(Items from a figure collection)
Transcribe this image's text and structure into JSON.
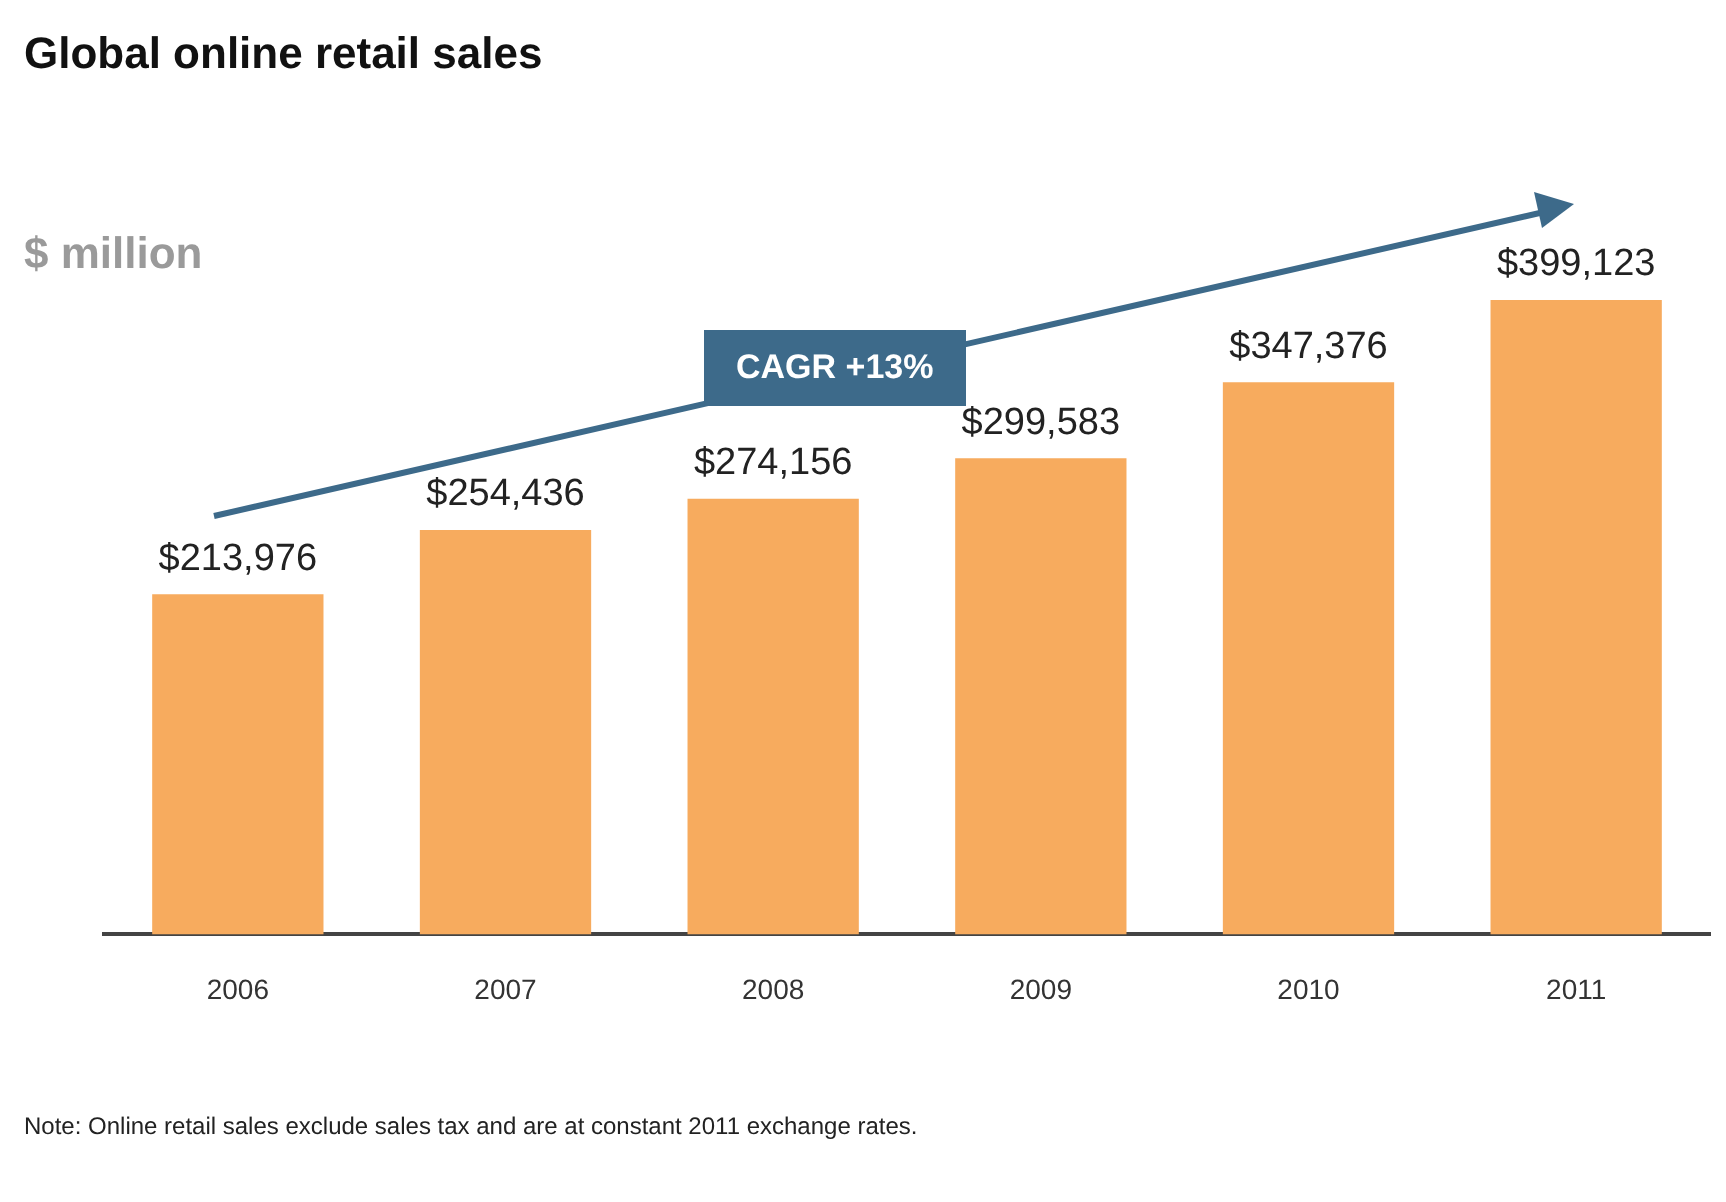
{
  "chart_data": {
    "type": "bar",
    "title": "Global online retail sales",
    "ylabel": "$ million",
    "categories": [
      "2006",
      "2007",
      "2008",
      "2009",
      "2010",
      "2011"
    ],
    "values": [
      213976,
      254436,
      274156,
      299583,
      347376,
      399123
    ],
    "value_labels": [
      "$213,976",
      "$254,436",
      "$274,156",
      "$299,583",
      "$347,376",
      "$399,123"
    ],
    "color": "#f7ab5e",
    "tick_labels": "x",
    "annotations": [
      "CAGR +13%",
      "Note: Online retail sales exclude sales tax and are at constant 2011 exchange rates."
    ]
  }
}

(Exercise instructions) Report how many lines hold the string "sales", giving the number and nothing else.

(Completed exercise) 2